• [WHAT IS NEEDED]
Print the listing in its entirety and exactly, leaving out images.

***** RAW DATA

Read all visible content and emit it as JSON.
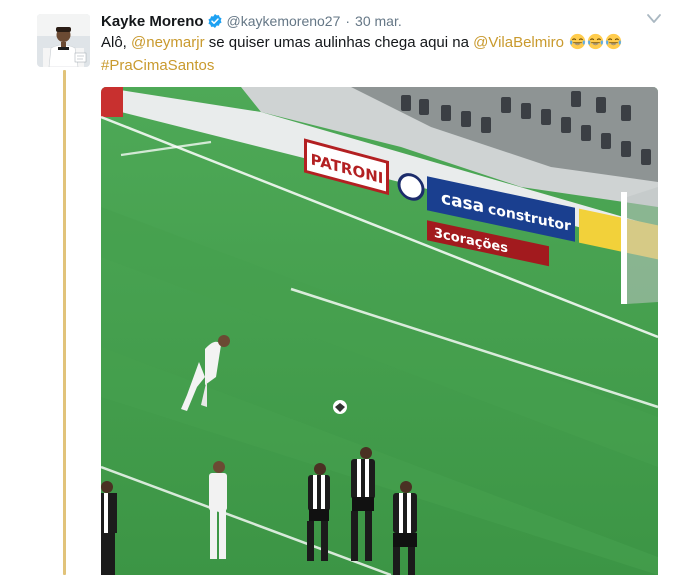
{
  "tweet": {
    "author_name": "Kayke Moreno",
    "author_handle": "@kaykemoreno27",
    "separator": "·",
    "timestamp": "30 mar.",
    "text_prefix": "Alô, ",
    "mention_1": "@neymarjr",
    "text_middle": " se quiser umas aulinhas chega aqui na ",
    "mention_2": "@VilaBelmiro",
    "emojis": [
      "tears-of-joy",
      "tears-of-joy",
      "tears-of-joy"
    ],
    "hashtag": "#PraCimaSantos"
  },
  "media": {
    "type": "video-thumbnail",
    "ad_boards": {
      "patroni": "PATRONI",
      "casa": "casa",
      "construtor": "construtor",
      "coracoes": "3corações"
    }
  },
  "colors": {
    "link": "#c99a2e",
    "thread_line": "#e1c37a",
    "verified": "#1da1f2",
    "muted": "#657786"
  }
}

**********

• [RIGHT ANSWER]
Read all visible content and emit it as JSON.
{
  "tweet": {
    "author_name": "Kayke Moreno",
    "author_handle": "@kaykemoreno27",
    "separator": "·",
    "timestamp": "30 mar.",
    "text_prefix": "Alô, ",
    "mention_1": "@neymarjr",
    "text_middle": " se quiser umas aulinhas chega aqui na ",
    "mention_2": "@VilaBelmiro",
    "emojis": [
      "tears-of-joy",
      "tears-of-joy",
      "tears-of-joy"
    ],
    "hashtag": "#PraCimaSantos"
  },
  "media": {
    "type": "video-thumbnail",
    "ad_boards": {
      "patroni": "PATRONI",
      "casa": "casa",
      "construtor": "construtor",
      "coracoes": "3corações"
    }
  },
  "colors": {
    "link": "#c99a2e",
    "thread_line": "#e1c37a",
    "verified": "#1da1f2",
    "muted": "#657786"
  }
}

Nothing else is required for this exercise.